Scan the data below and state how many of its lines contain the word "debittering", giving only the figure.

>>>

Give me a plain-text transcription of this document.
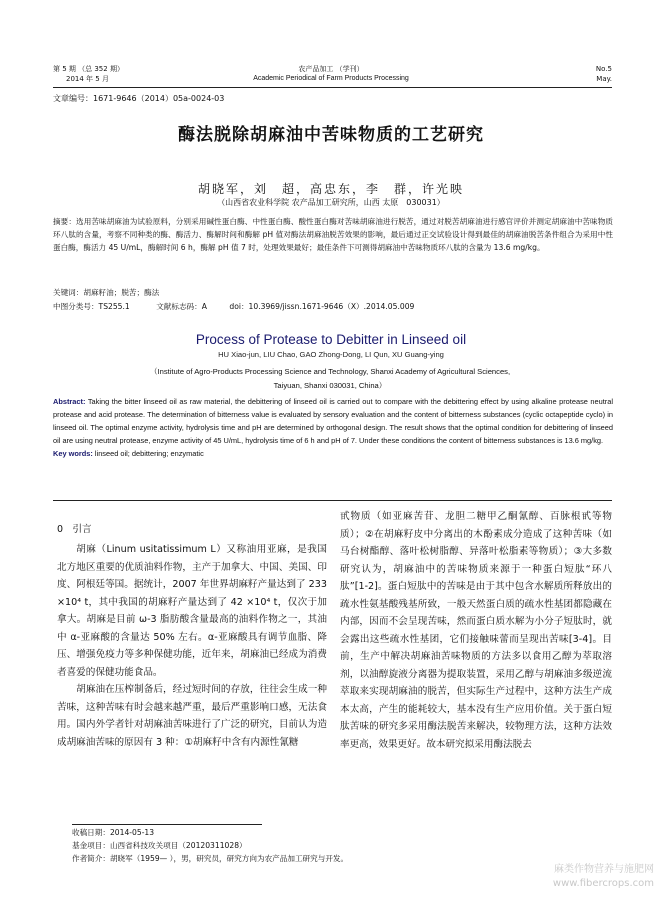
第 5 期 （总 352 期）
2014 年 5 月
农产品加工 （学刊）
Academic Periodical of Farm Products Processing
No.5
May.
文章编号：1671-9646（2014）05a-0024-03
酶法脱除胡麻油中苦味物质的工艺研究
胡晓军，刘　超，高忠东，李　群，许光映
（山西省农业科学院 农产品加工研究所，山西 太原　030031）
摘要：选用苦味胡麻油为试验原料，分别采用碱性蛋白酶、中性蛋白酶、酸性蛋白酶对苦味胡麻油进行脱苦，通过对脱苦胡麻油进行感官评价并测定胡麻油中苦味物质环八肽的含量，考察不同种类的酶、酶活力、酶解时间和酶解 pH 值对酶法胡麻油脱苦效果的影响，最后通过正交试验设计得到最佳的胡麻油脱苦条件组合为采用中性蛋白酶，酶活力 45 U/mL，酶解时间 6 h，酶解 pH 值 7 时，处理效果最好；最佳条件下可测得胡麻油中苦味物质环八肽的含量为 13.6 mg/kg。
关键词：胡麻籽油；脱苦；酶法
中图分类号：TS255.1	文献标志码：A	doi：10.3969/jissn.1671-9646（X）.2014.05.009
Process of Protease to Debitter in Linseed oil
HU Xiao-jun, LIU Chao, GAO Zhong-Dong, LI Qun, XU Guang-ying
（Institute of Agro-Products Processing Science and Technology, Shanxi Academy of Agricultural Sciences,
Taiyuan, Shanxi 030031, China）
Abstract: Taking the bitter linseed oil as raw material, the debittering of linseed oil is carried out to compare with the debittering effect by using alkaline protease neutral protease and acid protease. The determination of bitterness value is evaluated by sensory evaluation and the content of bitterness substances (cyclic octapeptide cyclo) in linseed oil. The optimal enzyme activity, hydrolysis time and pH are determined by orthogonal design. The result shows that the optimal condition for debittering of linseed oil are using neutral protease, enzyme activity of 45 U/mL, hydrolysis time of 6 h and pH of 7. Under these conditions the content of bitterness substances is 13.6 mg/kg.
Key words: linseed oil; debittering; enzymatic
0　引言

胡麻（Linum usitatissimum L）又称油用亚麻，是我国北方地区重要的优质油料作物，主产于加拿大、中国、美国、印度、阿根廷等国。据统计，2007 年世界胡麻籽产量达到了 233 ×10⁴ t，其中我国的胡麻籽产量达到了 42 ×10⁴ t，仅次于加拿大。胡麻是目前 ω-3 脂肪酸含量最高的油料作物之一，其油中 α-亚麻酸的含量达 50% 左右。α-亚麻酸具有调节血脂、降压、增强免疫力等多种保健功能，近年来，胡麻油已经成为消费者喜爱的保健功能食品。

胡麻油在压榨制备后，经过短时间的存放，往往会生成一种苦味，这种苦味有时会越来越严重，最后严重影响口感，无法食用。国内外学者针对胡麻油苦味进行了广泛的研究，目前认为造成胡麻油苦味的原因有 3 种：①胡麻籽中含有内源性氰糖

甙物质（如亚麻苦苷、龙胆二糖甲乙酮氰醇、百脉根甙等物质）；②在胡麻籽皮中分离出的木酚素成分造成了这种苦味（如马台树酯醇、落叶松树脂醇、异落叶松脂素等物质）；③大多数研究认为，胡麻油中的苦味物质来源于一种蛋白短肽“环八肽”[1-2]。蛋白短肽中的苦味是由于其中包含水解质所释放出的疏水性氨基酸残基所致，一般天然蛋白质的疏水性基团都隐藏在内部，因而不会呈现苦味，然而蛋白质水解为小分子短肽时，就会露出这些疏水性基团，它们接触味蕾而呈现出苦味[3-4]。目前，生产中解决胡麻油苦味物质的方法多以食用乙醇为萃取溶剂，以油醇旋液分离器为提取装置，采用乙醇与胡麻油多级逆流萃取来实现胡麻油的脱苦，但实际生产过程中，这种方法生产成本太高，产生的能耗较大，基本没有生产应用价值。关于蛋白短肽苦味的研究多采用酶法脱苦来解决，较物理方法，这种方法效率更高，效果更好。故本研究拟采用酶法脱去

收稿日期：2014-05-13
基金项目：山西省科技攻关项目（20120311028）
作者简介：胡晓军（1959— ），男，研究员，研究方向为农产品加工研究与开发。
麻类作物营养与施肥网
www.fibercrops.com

<<<
>>>

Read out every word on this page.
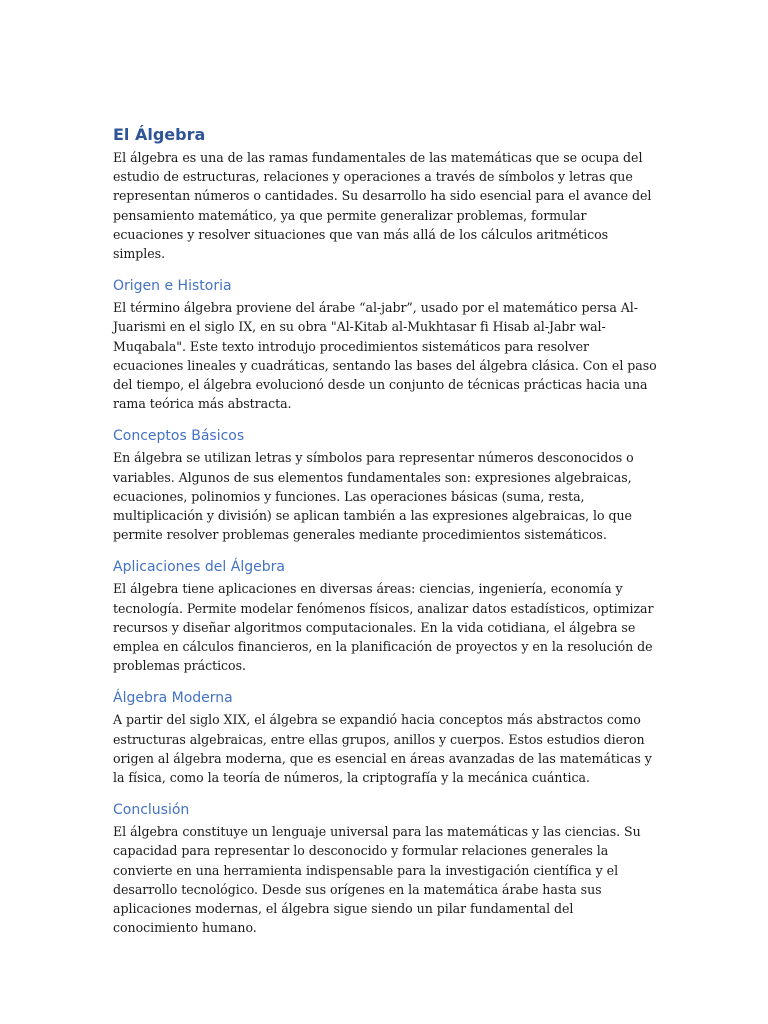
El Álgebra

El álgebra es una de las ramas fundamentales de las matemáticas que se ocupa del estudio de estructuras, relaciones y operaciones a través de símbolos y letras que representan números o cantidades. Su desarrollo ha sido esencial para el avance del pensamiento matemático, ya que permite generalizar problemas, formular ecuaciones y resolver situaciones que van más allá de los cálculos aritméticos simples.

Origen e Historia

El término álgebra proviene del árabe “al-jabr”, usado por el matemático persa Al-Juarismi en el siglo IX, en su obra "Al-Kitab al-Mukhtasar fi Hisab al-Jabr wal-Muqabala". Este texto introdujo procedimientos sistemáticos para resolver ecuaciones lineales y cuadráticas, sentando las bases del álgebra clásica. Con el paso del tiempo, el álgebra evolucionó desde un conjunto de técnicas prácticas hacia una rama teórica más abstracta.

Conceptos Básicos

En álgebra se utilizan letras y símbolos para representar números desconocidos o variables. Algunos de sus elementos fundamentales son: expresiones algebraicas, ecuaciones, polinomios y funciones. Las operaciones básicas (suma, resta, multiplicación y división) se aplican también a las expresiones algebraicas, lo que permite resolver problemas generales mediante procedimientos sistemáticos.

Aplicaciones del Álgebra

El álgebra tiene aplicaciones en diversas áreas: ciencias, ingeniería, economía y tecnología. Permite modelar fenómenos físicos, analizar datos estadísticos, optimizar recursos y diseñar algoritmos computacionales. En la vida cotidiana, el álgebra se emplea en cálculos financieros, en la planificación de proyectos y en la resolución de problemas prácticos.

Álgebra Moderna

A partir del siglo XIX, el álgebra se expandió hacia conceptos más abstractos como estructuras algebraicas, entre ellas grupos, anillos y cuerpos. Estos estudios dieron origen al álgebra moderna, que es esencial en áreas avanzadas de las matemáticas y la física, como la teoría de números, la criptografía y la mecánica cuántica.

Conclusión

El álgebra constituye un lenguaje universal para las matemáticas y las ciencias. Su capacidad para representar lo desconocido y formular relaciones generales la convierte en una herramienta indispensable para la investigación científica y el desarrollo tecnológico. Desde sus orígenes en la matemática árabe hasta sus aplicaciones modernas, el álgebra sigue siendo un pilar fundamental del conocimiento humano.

<<<

_ANSWER AREA_
2